== Supplied entries ==

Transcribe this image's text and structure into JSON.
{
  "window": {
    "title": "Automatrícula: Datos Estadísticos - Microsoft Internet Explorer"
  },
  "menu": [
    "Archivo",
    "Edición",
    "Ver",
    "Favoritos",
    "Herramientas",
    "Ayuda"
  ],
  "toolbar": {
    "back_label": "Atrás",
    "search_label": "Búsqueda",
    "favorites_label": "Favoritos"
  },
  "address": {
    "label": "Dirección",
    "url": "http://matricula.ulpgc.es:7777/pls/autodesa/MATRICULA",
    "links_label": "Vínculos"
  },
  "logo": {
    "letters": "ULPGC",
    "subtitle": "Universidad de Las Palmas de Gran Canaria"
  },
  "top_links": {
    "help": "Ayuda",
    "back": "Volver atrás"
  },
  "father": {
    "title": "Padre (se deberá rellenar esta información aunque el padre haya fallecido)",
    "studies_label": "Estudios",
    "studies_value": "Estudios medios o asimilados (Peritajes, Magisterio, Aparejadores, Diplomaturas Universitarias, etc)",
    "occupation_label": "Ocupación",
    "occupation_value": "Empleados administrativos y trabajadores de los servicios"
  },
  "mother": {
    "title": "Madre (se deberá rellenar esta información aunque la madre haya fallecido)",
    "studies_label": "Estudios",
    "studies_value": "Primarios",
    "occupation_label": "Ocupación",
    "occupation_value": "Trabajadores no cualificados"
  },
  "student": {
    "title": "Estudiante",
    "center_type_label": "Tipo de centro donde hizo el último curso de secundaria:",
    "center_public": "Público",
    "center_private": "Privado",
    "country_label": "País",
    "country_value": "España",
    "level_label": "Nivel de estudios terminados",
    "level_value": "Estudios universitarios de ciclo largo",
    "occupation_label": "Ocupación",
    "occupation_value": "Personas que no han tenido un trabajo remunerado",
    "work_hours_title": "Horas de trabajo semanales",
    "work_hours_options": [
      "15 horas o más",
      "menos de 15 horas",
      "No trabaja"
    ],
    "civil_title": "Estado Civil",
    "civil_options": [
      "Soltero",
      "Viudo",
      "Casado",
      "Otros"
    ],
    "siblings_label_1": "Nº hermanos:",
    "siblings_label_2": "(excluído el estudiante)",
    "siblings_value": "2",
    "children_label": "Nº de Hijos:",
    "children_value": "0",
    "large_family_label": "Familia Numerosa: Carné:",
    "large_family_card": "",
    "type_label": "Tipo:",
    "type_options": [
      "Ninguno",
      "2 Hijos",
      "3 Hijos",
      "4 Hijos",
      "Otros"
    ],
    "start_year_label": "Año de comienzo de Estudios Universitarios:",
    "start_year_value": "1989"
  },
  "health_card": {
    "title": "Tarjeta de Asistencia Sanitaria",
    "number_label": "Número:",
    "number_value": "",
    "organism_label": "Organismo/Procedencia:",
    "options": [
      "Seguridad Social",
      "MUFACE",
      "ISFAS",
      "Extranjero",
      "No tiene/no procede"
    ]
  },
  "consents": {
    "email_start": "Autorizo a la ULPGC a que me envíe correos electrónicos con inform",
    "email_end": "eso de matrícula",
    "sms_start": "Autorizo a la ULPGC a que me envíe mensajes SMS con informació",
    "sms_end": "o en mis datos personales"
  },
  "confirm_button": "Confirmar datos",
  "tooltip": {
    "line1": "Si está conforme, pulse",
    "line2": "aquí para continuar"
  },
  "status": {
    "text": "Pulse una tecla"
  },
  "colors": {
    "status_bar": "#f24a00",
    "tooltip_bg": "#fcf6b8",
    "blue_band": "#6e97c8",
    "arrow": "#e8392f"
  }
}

===

● Problem requirements: Retype the whole listing, matching it exactly.

● The response:
Transcribe this image's text and structure into JSON.
{
  "window": {
    "title": "Automatrícula: Datos Estadísticos - Microsoft Internet Explorer"
  },
  "menu": [
    "Archivo",
    "Edición",
    "Ver",
    "Favoritos",
    "Herramientas",
    "Ayuda"
  ],
  "toolbar": {
    "back_label": "Atrás",
    "search_label": "Búsqueda",
    "favorites_label": "Favoritos"
  },
  "address": {
    "label": "Dirección",
    "url": "http://matricula.ulpgc.es:7777/pls/autodesa/MATRICULA",
    "links_label": "Vínculos"
  },
  "logo": {
    "letters": "ULPGC",
    "subtitle": "Universidad de Las Palmas de Gran Canaria"
  },
  "top_links": {
    "help": "Ayuda",
    "back": "Volver atrás"
  },
  "father": {
    "title": "Padre (se deberá rellenar esta información aunque el padre haya fallecido)",
    "studies_label": "Estudios",
    "studies_value": "Estudios medios o asimilados (Peritajes, Magisterio, Aparejadores, Diplomaturas Universitarias, etc)",
    "occupation_label": "Ocupación",
    "occupation_value": "Empleados administrativos y trabajadores de los servicios"
  },
  "mother": {
    "title": "Madre (se deberá rellenar esta información aunque la madre haya fallecido)",
    "studies_label": "Estudios",
    "studies_value": "Primarios",
    "occupation_label": "Ocupación",
    "occupation_value": "Trabajadores no cualificados"
  },
  "student": {
    "title": "Estudiante",
    "center_type_label": "Tipo de centro donde hizo el último curso de secundaria:",
    "center_public": "Público",
    "center_private": "Privado",
    "country_label": "País",
    "country_value": "España",
    "level_label": "Nivel de estudios terminados",
    "level_value": "Estudios universitarios de ciclo largo",
    "occupation_label": "Ocupación",
    "occupation_value": "Personas que no han tenido un trabajo remunerado",
    "work_hours_title": "Horas de trabajo semanales",
    "work_hours_options": [
      "15 horas o más",
      "menos de 15 horas",
      "No trabaja"
    ],
    "civil_title": "Estado Civil",
    "civil_options": [
      "Soltero",
      "Viudo",
      "Casado",
      "Otros"
    ],
    "siblings_label_1": "Nº hermanos:",
    "siblings_label_2": "(excluído el estudiante)",
    "siblings_value": "2",
    "children_label": "Nº de Hijos:",
    "children_value": "0",
    "large_family_label": "Familia Numerosa: Carné:",
    "large_family_card": "",
    "type_label": "Tipo:",
    "type_options": [
      "Ninguno",
      "2 Hijos",
      "3 Hijos",
      "4 Hijos",
      "Otros"
    ],
    "start_year_label": "Año de comienzo de Estudios Universitarios:",
    "start_year_value": "1989"
  },
  "health_card": {
    "title": "Tarjeta de Asistencia Sanitaria",
    "number_label": "Número:",
    "number_value": "",
    "organism_label": "Organismo/Procedencia:",
    "options": [
      "Seguridad Social",
      "MUFACE",
      "ISFAS",
      "Extranjero",
      "No tiene/no procede"
    ]
  },
  "consents": {
    "email_start": "Autorizo a la ULPGC a que me envíe correos electrónicos con inform",
    "email_end": "eso de matrícula",
    "sms_start": "Autorizo a la ULPGC a que me envíe mensajes SMS con informació",
    "sms_end": "o en mis datos personales"
  },
  "confirm_button": "Confirmar datos",
  "tooltip": {
    "line1": "Si está conforme, pulse",
    "line2": "aquí para continuar"
  },
  "status": {
    "text": "Pulse una tecla"
  },
  "colors": {
    "status_bar": "#f24a00",
    "tooltip_bg": "#fcf6b8",
    "blue_band": "#6e97c8",
    "arrow": "#e8392f"
  }
}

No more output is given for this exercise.